** START OF Records to use **

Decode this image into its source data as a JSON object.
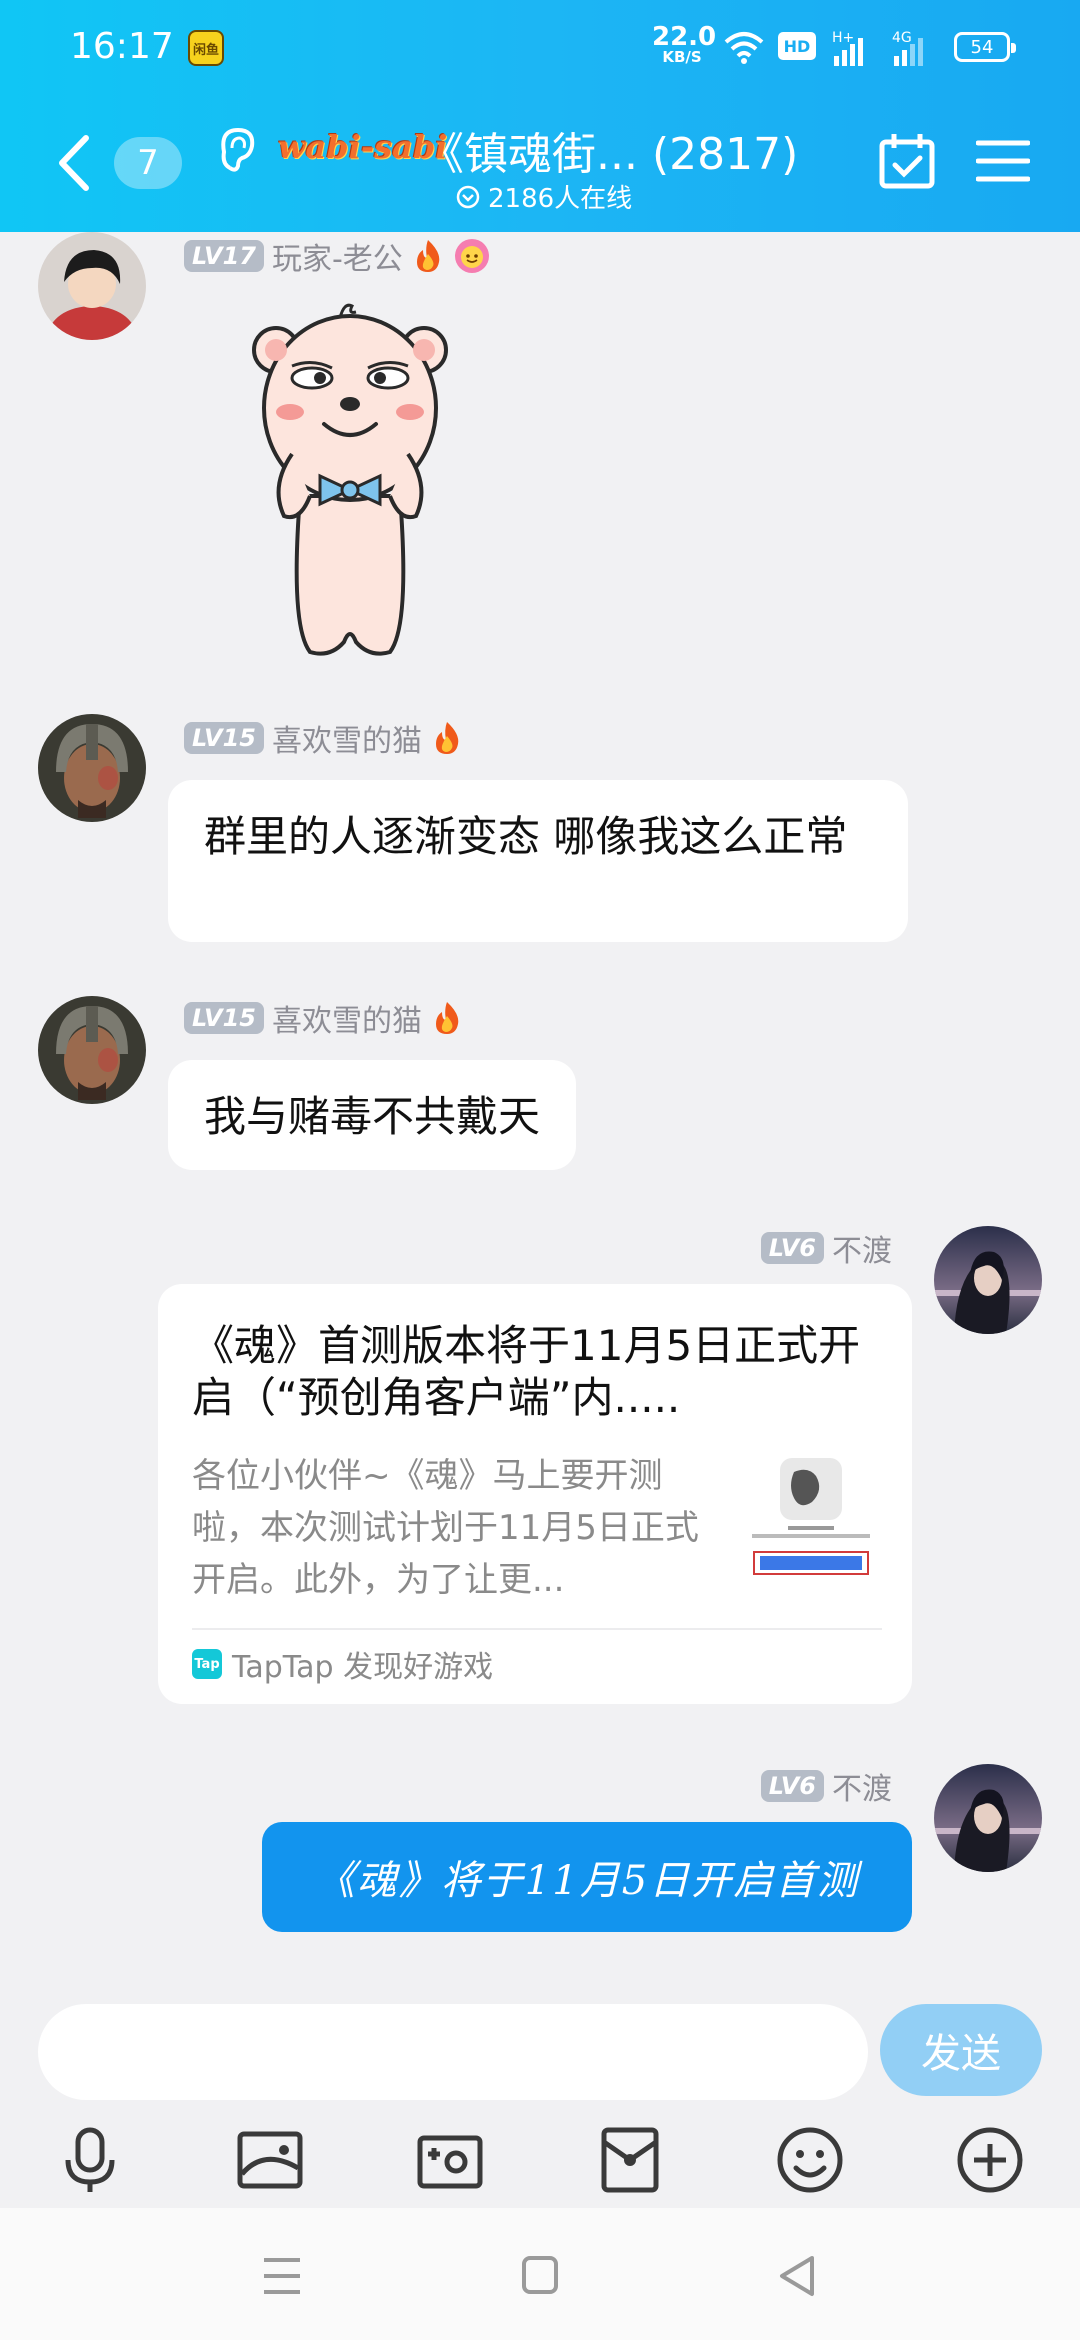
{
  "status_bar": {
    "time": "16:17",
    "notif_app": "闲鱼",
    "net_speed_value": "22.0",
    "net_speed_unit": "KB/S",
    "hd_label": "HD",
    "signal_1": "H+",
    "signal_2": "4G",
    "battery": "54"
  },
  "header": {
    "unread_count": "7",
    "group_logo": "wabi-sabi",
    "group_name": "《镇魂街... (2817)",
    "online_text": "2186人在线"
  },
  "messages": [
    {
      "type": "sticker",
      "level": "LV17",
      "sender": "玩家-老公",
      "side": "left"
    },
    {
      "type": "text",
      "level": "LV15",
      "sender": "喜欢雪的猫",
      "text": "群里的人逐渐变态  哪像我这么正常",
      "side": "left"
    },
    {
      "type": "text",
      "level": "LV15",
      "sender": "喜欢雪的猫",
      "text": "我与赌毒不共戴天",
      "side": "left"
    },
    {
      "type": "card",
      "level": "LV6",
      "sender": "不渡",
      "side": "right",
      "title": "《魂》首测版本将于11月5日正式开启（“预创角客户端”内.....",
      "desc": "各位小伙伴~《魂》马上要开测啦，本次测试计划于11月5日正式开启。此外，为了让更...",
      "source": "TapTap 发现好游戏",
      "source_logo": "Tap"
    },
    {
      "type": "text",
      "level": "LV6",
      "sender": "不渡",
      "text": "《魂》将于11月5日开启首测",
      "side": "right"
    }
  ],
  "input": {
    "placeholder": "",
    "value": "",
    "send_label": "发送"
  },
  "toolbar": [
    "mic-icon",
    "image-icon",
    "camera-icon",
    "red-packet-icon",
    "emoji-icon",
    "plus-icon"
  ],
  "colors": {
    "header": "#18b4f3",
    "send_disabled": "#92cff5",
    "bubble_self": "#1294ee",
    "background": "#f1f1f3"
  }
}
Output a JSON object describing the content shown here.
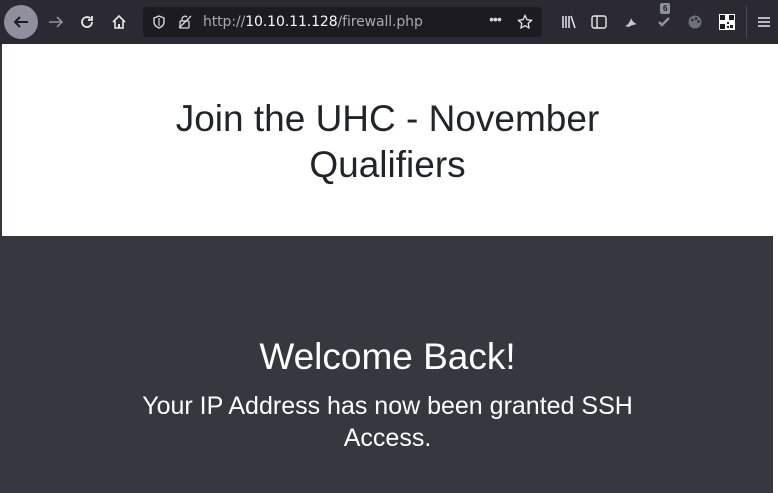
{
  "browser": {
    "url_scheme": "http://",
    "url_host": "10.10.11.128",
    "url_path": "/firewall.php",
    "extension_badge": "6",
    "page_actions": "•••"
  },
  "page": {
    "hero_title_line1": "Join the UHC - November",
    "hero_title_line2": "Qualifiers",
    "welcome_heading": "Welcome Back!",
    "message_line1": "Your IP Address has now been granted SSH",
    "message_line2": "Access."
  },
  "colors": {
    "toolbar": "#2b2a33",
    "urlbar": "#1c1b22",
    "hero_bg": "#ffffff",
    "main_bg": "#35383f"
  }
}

** END OF Records to use **
** START OF Records to use **

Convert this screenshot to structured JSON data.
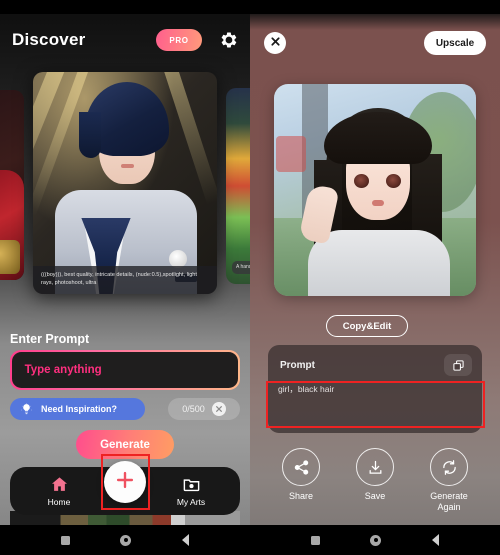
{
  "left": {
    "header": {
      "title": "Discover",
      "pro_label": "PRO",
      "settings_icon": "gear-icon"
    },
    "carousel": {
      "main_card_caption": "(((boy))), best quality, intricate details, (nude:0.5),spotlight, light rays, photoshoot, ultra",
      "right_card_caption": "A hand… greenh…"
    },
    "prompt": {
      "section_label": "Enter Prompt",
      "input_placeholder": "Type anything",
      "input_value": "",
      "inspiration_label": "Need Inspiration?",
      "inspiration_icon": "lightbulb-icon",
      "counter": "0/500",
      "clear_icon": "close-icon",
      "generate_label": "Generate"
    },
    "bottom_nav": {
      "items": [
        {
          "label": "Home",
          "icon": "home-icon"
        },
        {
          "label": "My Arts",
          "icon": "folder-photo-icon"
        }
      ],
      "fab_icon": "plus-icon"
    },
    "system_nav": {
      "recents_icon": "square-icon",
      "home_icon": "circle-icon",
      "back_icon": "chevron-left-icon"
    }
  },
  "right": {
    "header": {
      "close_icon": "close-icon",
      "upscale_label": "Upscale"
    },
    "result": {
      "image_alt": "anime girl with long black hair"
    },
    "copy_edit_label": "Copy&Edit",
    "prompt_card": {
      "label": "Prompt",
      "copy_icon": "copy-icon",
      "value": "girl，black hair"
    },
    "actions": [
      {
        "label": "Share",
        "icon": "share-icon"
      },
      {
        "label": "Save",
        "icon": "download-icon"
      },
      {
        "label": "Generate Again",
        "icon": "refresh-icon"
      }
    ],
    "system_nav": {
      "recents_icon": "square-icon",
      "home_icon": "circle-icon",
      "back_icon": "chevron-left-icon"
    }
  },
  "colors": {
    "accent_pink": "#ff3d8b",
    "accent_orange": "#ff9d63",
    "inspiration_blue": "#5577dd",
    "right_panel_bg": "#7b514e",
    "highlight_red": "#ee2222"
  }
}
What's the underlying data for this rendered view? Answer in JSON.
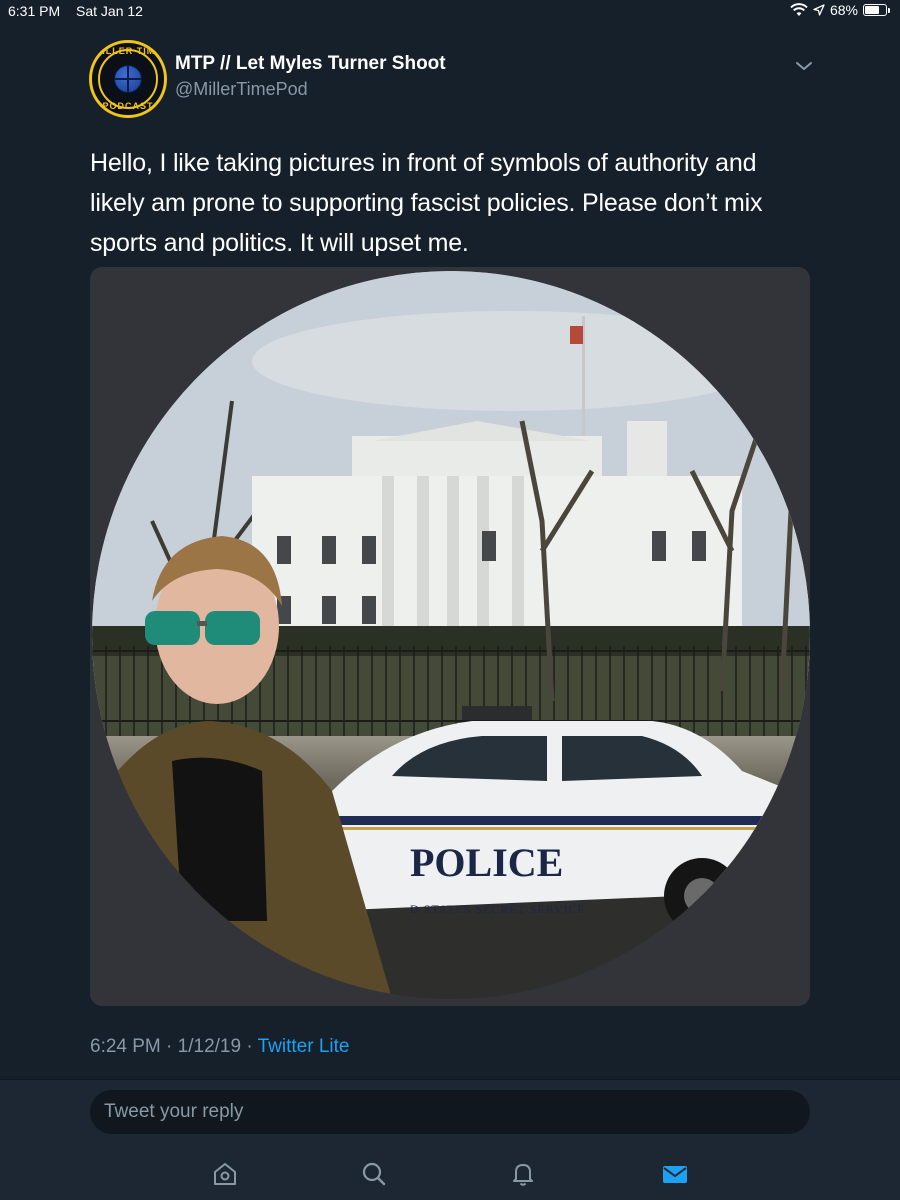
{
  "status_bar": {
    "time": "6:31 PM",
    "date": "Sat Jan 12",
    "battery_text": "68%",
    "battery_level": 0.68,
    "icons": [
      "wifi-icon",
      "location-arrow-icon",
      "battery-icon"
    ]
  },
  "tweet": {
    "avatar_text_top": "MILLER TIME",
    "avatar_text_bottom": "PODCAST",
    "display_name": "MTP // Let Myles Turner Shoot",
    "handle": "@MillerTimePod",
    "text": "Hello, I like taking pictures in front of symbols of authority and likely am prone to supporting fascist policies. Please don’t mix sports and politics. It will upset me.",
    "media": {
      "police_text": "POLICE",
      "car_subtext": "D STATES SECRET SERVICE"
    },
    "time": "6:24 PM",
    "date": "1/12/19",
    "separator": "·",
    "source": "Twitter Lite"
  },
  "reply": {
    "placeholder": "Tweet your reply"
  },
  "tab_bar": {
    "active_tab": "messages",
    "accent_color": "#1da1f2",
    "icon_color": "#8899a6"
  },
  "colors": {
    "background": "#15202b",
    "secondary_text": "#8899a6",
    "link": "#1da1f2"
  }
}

** END OF Records to use **
** START OF Records to use **

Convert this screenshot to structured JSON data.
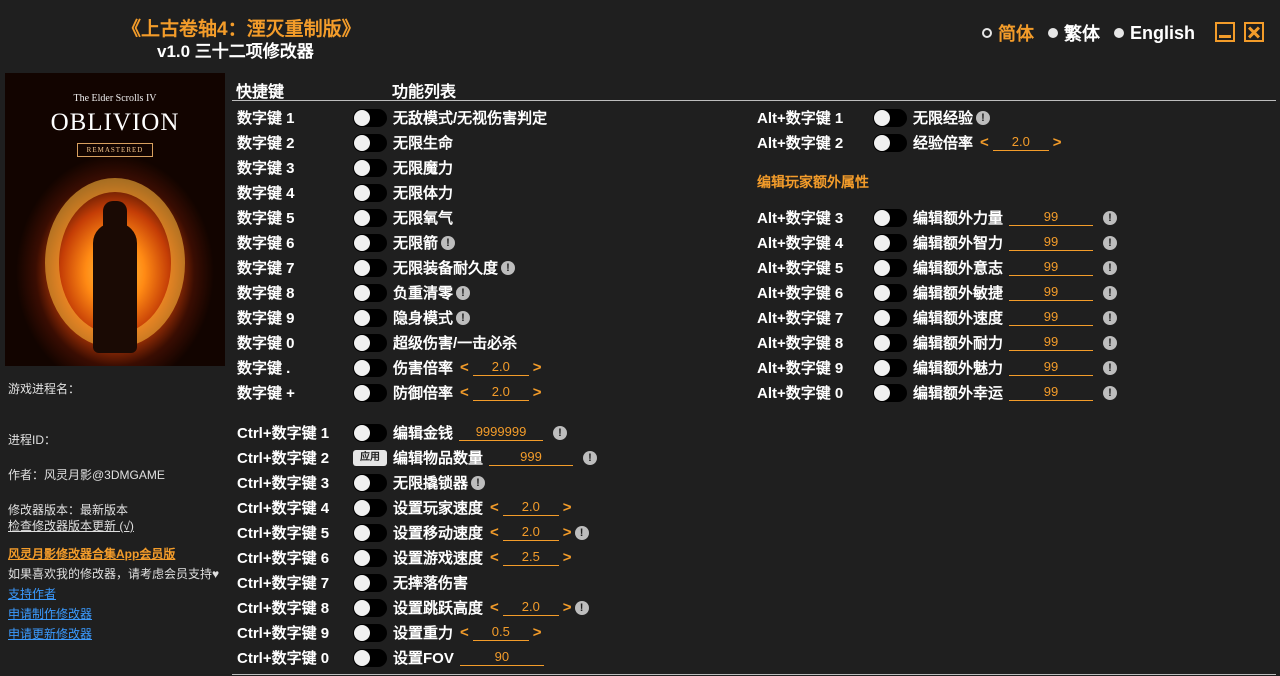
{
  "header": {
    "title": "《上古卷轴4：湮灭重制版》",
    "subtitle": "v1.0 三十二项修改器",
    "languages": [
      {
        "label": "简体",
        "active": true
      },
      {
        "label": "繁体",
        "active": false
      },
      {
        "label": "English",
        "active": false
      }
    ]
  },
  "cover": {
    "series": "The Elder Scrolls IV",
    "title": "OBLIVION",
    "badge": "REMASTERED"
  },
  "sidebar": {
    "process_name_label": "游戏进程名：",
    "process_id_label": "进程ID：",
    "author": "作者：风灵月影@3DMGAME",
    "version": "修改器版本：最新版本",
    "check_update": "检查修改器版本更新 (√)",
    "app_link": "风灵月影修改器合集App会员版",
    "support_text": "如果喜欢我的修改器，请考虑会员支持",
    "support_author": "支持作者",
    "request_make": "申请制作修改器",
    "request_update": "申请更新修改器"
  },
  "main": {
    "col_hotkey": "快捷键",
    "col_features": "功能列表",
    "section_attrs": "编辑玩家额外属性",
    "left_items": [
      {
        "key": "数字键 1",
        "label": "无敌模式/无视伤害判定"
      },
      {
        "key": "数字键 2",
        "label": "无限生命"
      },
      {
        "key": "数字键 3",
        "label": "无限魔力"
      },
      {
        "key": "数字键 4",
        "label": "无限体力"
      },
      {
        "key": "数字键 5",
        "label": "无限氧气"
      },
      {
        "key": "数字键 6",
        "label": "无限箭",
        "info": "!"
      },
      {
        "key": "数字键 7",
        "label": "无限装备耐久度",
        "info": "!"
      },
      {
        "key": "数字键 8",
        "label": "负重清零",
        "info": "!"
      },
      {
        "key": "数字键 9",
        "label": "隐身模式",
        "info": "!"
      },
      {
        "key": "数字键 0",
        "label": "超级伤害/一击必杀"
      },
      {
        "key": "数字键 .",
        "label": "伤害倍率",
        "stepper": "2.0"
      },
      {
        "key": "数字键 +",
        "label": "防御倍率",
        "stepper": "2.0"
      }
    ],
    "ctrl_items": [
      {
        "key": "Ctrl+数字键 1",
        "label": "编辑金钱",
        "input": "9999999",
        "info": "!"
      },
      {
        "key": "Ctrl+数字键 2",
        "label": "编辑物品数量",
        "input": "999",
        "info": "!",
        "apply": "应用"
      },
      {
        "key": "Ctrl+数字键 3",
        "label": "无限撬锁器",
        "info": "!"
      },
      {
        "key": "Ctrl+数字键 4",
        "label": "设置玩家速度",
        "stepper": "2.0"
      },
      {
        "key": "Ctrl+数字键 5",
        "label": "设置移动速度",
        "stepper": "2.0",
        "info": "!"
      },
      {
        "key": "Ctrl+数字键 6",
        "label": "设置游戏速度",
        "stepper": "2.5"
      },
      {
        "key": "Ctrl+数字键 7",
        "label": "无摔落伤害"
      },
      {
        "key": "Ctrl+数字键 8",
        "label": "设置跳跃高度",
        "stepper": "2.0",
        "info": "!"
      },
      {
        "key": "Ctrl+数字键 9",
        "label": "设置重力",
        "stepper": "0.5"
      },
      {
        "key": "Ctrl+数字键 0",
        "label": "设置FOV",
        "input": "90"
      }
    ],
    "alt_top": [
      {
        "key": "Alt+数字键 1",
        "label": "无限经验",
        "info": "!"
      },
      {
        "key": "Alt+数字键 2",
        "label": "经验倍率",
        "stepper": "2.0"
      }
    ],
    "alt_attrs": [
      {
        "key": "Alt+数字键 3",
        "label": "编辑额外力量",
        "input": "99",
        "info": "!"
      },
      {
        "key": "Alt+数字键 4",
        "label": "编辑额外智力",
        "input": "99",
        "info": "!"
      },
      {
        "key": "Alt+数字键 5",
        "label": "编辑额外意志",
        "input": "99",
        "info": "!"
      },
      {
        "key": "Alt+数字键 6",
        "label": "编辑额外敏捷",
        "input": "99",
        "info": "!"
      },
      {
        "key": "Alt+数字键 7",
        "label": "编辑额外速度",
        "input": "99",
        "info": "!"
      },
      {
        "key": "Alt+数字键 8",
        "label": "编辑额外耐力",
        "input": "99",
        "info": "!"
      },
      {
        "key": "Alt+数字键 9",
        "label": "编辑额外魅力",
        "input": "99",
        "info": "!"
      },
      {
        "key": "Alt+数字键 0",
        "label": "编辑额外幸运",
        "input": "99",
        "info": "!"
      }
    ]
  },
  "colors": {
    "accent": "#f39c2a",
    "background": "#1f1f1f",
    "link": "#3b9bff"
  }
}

** END OF Records to use **

Set out every line from the material that contains the string "reply".

**Exercise answer:**
  "reply": {
    "placeholder": "Tweet your reply"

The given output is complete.